» **Listed entries**:
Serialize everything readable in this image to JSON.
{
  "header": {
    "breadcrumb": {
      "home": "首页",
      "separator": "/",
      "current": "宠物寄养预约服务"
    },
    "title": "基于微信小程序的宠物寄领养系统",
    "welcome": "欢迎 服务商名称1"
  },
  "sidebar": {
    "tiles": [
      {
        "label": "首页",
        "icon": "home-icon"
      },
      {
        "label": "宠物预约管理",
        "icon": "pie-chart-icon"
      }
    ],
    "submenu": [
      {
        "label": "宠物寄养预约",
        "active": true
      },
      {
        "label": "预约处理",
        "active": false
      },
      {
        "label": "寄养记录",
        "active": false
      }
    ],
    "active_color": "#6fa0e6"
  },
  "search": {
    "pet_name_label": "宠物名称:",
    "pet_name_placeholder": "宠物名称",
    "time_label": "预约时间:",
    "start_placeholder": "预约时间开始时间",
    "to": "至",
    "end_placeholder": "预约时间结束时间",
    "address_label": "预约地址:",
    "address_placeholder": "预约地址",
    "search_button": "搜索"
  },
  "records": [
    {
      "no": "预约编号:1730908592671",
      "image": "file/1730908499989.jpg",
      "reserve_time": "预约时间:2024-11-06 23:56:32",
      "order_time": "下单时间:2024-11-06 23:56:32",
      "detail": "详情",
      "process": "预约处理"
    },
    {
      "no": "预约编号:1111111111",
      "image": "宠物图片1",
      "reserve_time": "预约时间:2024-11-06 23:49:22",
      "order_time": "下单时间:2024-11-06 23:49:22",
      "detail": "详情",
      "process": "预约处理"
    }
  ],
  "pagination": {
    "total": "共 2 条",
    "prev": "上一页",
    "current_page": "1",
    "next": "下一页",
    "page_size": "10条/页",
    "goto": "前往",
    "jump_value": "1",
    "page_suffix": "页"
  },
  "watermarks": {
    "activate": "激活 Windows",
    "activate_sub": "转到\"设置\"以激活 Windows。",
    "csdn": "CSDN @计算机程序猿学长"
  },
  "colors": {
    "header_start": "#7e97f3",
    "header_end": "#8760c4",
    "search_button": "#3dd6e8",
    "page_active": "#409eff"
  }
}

» **Your instructions**: Locate the word "image" in the records above, and return each line that has it.

» **Correct answer**:
Serialize everything readable in this image to JSON.
      "image": "file/1730908499989.jpg",
      "image": "宠物图片1",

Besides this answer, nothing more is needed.